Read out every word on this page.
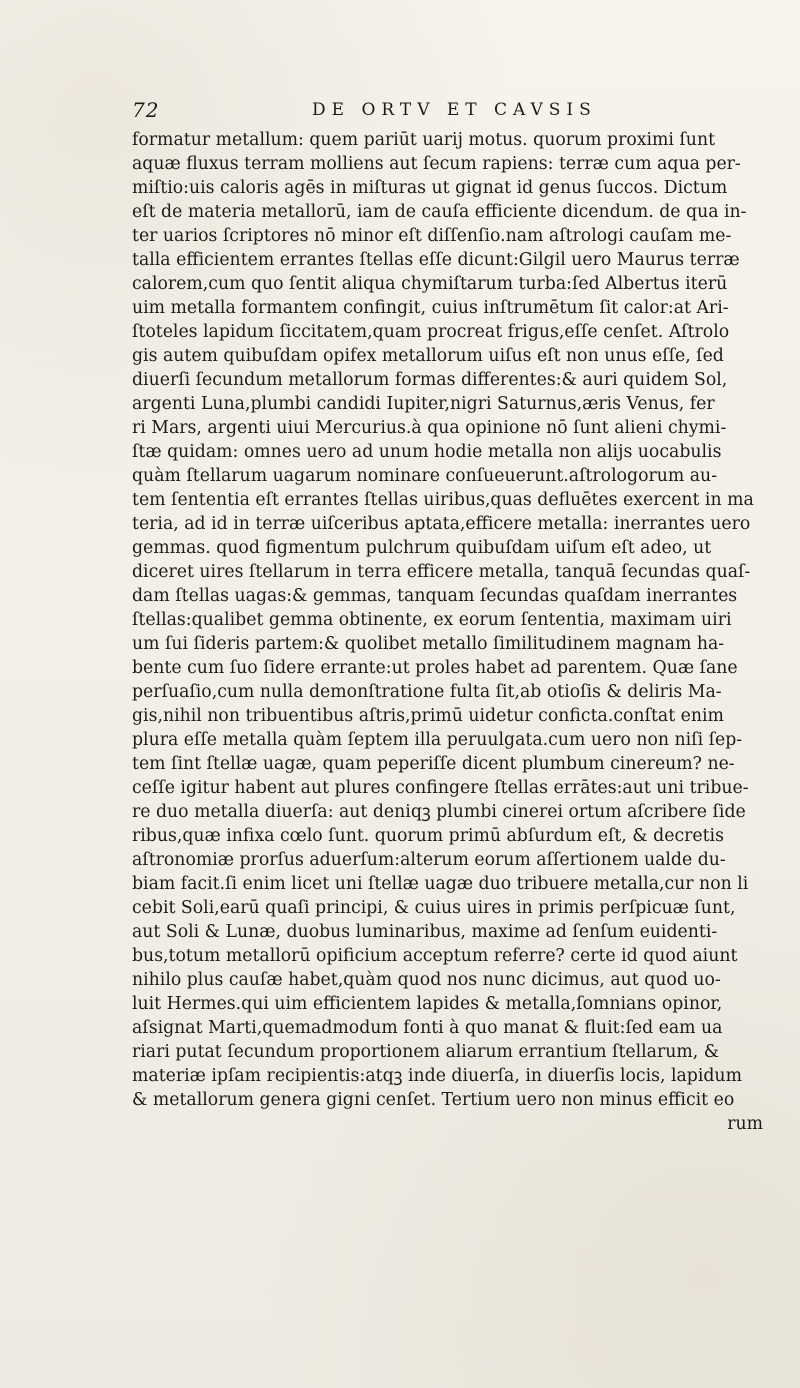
72	DE ORTV ET CAVSIS
formatur metallum: quem pariūt uarij motus. quorum proximi ſunt
aquæ fluxus terram molliens aut ſecum rapiens: terræ cum aqua per-
miſtio:uis caloris agēs in miſturas ut gignat id genus ſuccos. Dictum
eſt de materia metallorū, iam de cauſa efficiente dicendum. de qua in-
ter uarios ſcriptores nō minor eſt diſſenſio.nam aſtrologi cauſam me-
talla efficientem errantes ſtellas eſſe dicunt:Gilgil uero Maurus terræ
calorem,cum quo ſentit aliqua chymiſtarum turba:ſed Albertus iterū
uim metalla formantem confingit, cuius inſtrumētum ſit calor:at Ari-
ſtoteles lapidum ſiccitatem,quam procreat frigus,eſſe cenſet. Aſtrolo
gis autem quibuſdam opifex metallorum uiſus eſt non unus eſſe, ſed
diuerſi ſecundum metallorum formas differentes:& auri quidem Sol,
argenti Luna,plumbi candidi Iupiter,nigri Saturnus,æris Venus, fer
ri Mars, argenti uiui Mercurius.à qua opinione nō ſunt alieni chymi-
ſtæ quidam: omnes uero ad unum hodie metalla non alijs uocabulis
quàm ſtellarum uagarum nominare conſueuerunt.aſtrologorum au-
tem ſententia eſt errantes ſtellas uiribus,quas defluētes exercent in ma
teria, ad id in terræ uiſceribus aptata,efficere metalla: inerrantes uero
gemmas. quod figmentum pulchrum quibuſdam uiſum eſt adeo, ut
diceret uires ſtellarum in terra efficere metalla, tanquā ſecundas quaſ-
dam ſtellas uagas:& gemmas, tanquam ſecundas quaſdam inerrantes
ſtellas:qualibet gemma obtinente, ex eorum ſententia, maximam uiri
um ſui ſideris partem:& quolibet metallo ſimilitudinem magnam ha-
bente cum ſuo ſidere errante:ut proles habet ad parentem. Quæ ſane
perſuaſio,cum nulla demonſtratione fulta ſit,ab otioſis & deliris Ma-
gis,nihil non tribuentibus aſtris,primū uidetur conficta.conſtat enim
plura eſſe metalla quàm ſeptem illa peruulgata.cum uero non niſi ſep-
tem ſint ſtellæ uagæ, quam peperiſſe dicent plumbum cinereum? ne-
ceſſe igitur habent aut plures confingere ſtellas errātes:aut uni tribue-
re duo metalla diuerſa: aut deniqꝫ plumbi cinerei ortum aſcribere ſide
ribus,quæ infixa cœlo ſunt. quorum primū abſurdum eſt, & decretis
aſtronomiæ prorſus aduerſum:alterum eorum aſſertionem ualde du-
biam facit.ſi enim licet uni ſtellæ uagæ duo tribuere metalla,cur non li
cebit Soli,earū quaſi principi, & cuius uires in primis perſpicuæ ſunt,
aut Soli & Lunæ, duobus luminaribus, maxime ad ſenſum euidenti-
bus,totum metallorū opificium acceptum referre? certe id quod aiunt
nihilo plus cauſæ habet,quàm quod nos nunc dicimus, aut quod uo-
luit Hermes.qui uim efficientem lapides & metalla,ſomnians opinor,
aſsignat Marti,quemadmodum fonti à quo manat & fluit:ſed eam ua
riari putat ſecundum proportionem aliarum errantium ſtellarum, &
materiæ ipſam recipientis:atqꝫ inde diuerſa, in diuerſis locis, lapidum
& metallorum genera gigni cenſet. Tertium uero non minus efficit eo
rum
________
#### EXERCISE AIM
List the lines that contain the word "Soli".

#### REPLY TO THE TASK
cebit Soli,earū quaſi principi, & cuius uires in primis perſpicuæ ſunt,
aut Soli & Lunæ, duobus luminaribus, maxime ad ſenſum euidenti-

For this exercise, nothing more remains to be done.